DIRECTIONS FOR THIS TASK: Resume the review of "Sitting in Bars With Cake" after its final sentence, carrying the discussion forward in the same voice.

GIVEN PASSAGE:
◆ ◆ ◆ ◆ ◆

Midler Uncharacteristically Low Key In ‘Sitting In Bars With Cake’

SF Chronicle Datebook 
Review: A believable central friendship makes ‘Sitting in Bars With Cake’ a sweet, satisfying treat
By Carla Meyer
September 07, 2023

Benita - Sitting In Bars With Cake

The breezily entertaining first half hour of “Sitting in Bars with Cake” gives little indication that the Prime Video film will become a half-the-Kleenex-box tribute to enduring, unshakeable friendship. It plays as a high-concept romantic comedy in which a new-to-Los Angeles young woman (Yara Shahidi, ABC’s “Grown-ish”), at the urging of her lifelong best friend and roommate (Odessa A’zion, last year’s “Hellraiser” reboot), bakes cakes to take to clubs to attract men.

Bette Midler’s presence in this film about two childhood friends should have tipped us off. But Midler’s performance as Benita, head of the entertainment agency that employs Jane (Shahidi) and Corinne (A’zion), is so uncharacteristically low-key you almost miss the parallels of this film to “Beaches,” the 1988 five-alarm tearjerker where Midler plays an over-the-top showbiz pal to the quieter Barbara Hershey. Here, Benita is demanding and dismissive, but never outlandishly so, given her powerful position.

Midler’s performance matches the understated authenticity that runs through “Sitting in Bars with Cake” and eases its transition from gals-on-the-town romp to illness-centered drama. Director Trish Sie and screenwriter Audrey Shulman, who based her script partly on her life and 2015 cookbook, merge two often creatively dicey forms — romantic comedy and weeper — into a cohesive, affecting film. This is especially surprising given Sie’s biggest previous credit was 2017’s underwhelming “Pitch Perfect 3.”

This film’s most authentic element is Shahidi’s and A’zion’s chemistry, which helps us believe the buttoned-up Jane and free-wheeling Corinne would do anything for each other. Such a solid friendship makes everything a little less scary, whether it is moving from Arizona to L.A. or confronting Corinne’s eventual cancer diagnosis.

The pals don’t finish each other’s sentences but rather punctuate those sentences with quips. The rhythms of their interactions — gentle teasing that always comes from a foundation of support, subtle questioning when the other friend does something not in her self-interest — bespeak thousands of interactions that came before. Their bond has flourished, in part, because they complement each other.

◆ ◆ ◆ ◆ ◆

(Dataset entries)
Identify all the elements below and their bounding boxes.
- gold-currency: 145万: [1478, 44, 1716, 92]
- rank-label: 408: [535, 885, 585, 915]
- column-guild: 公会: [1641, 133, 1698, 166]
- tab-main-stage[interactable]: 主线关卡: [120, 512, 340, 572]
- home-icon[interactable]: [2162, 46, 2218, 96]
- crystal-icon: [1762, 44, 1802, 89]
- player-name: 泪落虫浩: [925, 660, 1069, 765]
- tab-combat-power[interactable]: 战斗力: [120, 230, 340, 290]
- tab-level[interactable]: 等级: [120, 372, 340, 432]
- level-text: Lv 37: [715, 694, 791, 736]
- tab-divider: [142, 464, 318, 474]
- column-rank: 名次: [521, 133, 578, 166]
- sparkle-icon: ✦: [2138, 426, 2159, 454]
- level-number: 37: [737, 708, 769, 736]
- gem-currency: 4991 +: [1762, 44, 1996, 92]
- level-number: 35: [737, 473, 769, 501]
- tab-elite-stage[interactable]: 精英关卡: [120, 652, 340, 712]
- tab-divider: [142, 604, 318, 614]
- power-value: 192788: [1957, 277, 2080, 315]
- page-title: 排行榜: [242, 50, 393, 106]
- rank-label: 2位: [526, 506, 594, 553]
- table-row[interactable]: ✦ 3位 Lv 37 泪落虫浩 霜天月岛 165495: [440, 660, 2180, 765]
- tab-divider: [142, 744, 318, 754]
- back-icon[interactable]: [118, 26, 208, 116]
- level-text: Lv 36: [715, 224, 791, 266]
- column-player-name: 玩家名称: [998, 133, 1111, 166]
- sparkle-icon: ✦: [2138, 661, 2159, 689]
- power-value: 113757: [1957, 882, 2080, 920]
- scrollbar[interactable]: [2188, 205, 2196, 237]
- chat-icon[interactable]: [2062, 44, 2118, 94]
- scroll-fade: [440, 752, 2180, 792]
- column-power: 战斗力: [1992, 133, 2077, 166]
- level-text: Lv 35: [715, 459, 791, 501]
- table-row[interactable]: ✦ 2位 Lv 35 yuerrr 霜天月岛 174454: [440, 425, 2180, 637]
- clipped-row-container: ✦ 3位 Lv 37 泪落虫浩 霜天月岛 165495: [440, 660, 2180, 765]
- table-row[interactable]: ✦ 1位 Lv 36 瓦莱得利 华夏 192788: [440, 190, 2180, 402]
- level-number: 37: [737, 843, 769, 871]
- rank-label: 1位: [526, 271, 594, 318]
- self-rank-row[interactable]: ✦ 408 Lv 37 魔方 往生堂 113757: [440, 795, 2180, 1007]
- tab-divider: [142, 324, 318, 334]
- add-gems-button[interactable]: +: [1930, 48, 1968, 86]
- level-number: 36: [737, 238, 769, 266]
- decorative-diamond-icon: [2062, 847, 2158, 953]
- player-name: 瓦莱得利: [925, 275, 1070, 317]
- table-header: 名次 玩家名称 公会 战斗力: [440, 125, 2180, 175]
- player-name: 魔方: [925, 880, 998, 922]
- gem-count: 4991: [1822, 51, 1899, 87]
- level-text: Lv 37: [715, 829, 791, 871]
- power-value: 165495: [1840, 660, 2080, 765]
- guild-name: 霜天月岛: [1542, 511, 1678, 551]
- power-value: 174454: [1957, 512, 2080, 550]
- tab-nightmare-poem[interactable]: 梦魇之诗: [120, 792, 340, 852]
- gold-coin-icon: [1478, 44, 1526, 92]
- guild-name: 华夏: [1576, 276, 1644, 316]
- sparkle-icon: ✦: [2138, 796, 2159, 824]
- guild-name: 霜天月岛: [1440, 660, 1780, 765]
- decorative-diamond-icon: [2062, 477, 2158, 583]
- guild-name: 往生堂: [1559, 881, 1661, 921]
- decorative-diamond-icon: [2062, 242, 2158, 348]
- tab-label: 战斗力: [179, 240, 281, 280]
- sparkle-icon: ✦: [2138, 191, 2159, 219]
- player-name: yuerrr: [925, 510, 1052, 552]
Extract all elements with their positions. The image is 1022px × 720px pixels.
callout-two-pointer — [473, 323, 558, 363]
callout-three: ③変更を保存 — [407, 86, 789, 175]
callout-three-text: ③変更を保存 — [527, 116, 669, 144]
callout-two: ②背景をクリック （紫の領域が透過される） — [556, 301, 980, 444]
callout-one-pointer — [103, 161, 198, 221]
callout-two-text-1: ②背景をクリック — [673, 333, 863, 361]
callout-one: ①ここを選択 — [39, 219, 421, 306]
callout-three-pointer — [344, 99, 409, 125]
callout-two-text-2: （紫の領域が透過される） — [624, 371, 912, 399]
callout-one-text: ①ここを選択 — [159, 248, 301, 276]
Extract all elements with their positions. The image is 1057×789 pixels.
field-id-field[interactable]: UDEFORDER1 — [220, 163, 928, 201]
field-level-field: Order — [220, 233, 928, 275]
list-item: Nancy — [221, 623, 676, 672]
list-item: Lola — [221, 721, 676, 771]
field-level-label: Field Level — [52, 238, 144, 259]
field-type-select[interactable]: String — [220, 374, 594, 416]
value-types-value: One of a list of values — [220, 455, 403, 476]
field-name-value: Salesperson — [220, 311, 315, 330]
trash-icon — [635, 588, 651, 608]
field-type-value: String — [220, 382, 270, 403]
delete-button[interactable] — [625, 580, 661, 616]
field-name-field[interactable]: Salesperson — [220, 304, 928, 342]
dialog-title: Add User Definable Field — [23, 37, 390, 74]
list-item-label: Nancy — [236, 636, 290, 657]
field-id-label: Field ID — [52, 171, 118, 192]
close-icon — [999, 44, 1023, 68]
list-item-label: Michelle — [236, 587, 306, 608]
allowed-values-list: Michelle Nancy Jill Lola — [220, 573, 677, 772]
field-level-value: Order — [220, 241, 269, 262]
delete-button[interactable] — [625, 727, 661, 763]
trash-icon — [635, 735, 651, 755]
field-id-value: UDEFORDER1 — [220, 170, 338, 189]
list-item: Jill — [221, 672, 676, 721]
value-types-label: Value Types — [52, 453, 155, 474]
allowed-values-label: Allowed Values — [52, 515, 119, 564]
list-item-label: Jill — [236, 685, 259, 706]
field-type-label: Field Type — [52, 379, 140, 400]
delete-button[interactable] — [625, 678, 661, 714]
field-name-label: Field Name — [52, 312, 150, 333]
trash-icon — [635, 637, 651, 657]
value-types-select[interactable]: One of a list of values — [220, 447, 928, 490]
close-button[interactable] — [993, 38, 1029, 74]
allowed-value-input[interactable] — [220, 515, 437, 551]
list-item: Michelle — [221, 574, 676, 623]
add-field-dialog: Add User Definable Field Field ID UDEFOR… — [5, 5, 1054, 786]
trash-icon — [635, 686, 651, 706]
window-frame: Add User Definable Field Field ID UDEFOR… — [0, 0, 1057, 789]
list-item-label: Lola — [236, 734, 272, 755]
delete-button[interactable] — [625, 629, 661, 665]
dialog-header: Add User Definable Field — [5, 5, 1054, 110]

◆ ◆ ◆ ◆ ◆

OUTPUT:
Jane, who works in the agency mailroom while preparing for law school to please her successful lawyer parents, is too shy to approach the guy she likes at work or any guy for that matter. She blows off steam by making inventive cakes, including one whose last-minute addition of crumbled cocoa cereal is this film’s equivalent of the chips on the omelet in “The Bear.”

Corinne, Benita’s assistant, and an aspiring agent, recognizes baking cakes as as a low-risk dating calling card for her more introverted friend after a cake Jane baked for a party at a nightclub is a big hit with strangers.

“Sitting in Bars with Cake”: Comedy-drama. It stars Yara Shahidi, Odessa A’zion, Ron Livingston, Martha Kelly, and Bette Midler. Directed by Trish Sie. (PG-13. 120 minutes.) Streaming on Prime Video starting Friday, Sept. 8. 3 stars

Jane, in turn, provides orders for Corinne. But they are not “Odd Couple” stereotypes. Corinne is not sloppy and pays her rent on time, even if it is at 11:59 p.m. on the first of the month (a perfect character-encapsulating detail).

“Sitting in Bars with Cakes” captures that special time in one’s 20s when stamina, optimism and a first infusion of disposable income make going out to bars seem like a mandate. The various bars and nightclubs the friends visit appear to be real, lively places rather than blue-lighted facsimiles created on soundstages. The only obviously unrealistic aspect of the film’s premise is that people downing booze all night would want cake. But “Sitting in Bars with Tacos” would lack the visual payoff of this film’s many shots of perfectly rounded and decorated cakes.

Neither Corinne nor the film, thankfully, lose their irreverent spirit after Corinne’s diagnosis. Ron Livingston (“Office Space,” “Sex and the City”) and Martha Kelly (“Euphoria”) lend worry and warmth to their roles as her parents, with the former providing comic relief as a compulsive Mr. Fix-it who copes by planning projects around the apartment.

The time spent establishing Jane’s and Corinne’s bond pays off by always keeping their scenes on the heartfelt side of maudlin. But at two hours, the film still feels long, with too much attention focused on a romantic storyline with Jane and a colleague that goes nowhere. We would have rather spent more time with Jane and Corinne, the relationship that really counts.

Carla Meyer is a freelance writer.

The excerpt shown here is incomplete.